Problem to solve: Every line that contains "tutorialspoint" counts once; give the total number of such lines, with no other words.

[Dataset records]
━━━━━━

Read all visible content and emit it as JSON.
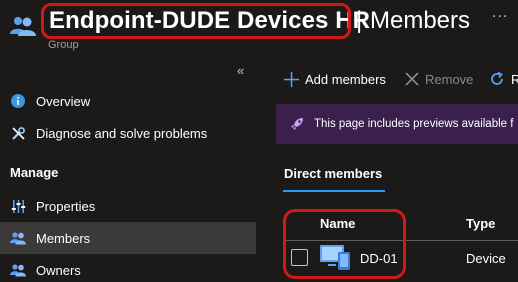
{
  "header": {
    "group_name": "Endpoint-DUDE Devices HR",
    "separator": "|",
    "page_title": "Members",
    "subtitle": "Group",
    "more_label": "..."
  },
  "sidebar": {
    "collapse_label": "«",
    "items": [
      {
        "label": "Overview",
        "icon": "info-icon"
      },
      {
        "label": "Diagnose and solve problems",
        "icon": "wrench-icon"
      }
    ],
    "section_title": "Manage",
    "manage_items": [
      {
        "label": "Properties",
        "icon": "sliders-icon"
      },
      {
        "label": "Members",
        "icon": "people-icon",
        "active": true
      },
      {
        "label": "Owners",
        "icon": "people-icon"
      }
    ]
  },
  "toolbar": {
    "add_label": "Add members",
    "remove_label": "Remove",
    "refresh_label": "R"
  },
  "banner": {
    "text": "This page includes previews available f"
  },
  "tabs": {
    "direct_members": "Direct members"
  },
  "table": {
    "columns": [
      "Name",
      "Type"
    ],
    "rows": [
      {
        "name": "DD-01",
        "type": "Device"
      }
    ]
  },
  "colors": {
    "background": "#1b1a19",
    "active_nav": "#3b3a39",
    "accent": "#2899f5",
    "highlight": "#d01a1a",
    "banner_bg": "#3b1f4d"
  }
}
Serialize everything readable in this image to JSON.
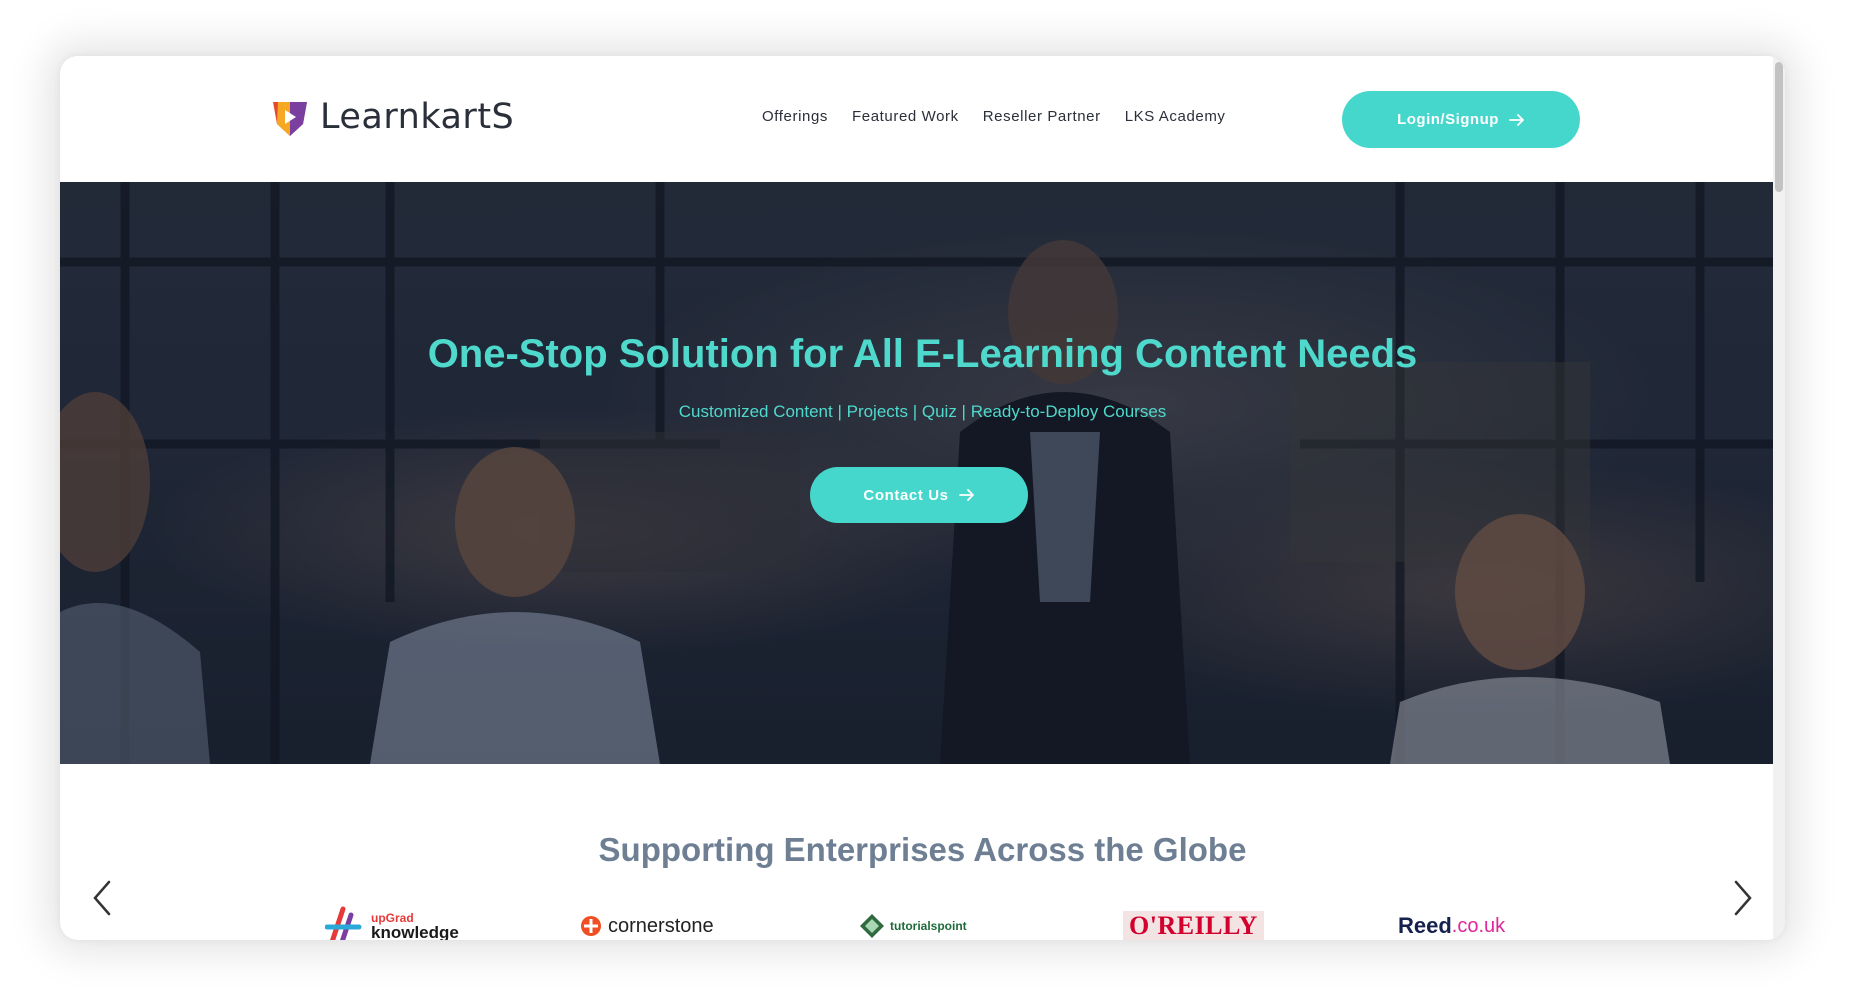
{
  "brand": {
    "name": "LearnkartS"
  },
  "nav": {
    "items": [
      {
        "label": "Offerings"
      },
      {
        "label": "Featured Work"
      },
      {
        "label": "Reseller Partner"
      },
      {
        "label": "LKS Academy"
      }
    ],
    "login_label": "Login/Signup"
  },
  "hero": {
    "title": "One-Stop Solution for All E-Learning Content Needs",
    "subtitle": "Customized Content | Projects | Quiz | Ready-to-Deploy Courses",
    "cta_label": "Contact Us"
  },
  "clients": {
    "title": "Supporting Enterprises Across the Globe",
    "logos": [
      {
        "top": "upGrad",
        "bottom": "knowledge"
      },
      {
        "text": "cornerstone"
      },
      {
        "text": "tutorialspoint"
      },
      {
        "text": "O'REILLY"
      },
      {
        "text": "Reed",
        "suffix": ".co.uk"
      }
    ]
  },
  "colors": {
    "accent": "#45d7cb",
    "heading_teal": "#4fd9cc",
    "section_title": "#6e7f94",
    "nav_text": "#2a2f3a"
  },
  "icons": [
    "logo-mark-icon",
    "arrow-right-icon",
    "chevron-left-icon",
    "chevron-right-icon",
    "cornerstone-icon",
    "tutorialspoint-icon",
    "upgrad-icon"
  ]
}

━━━━━━

Completed task: 2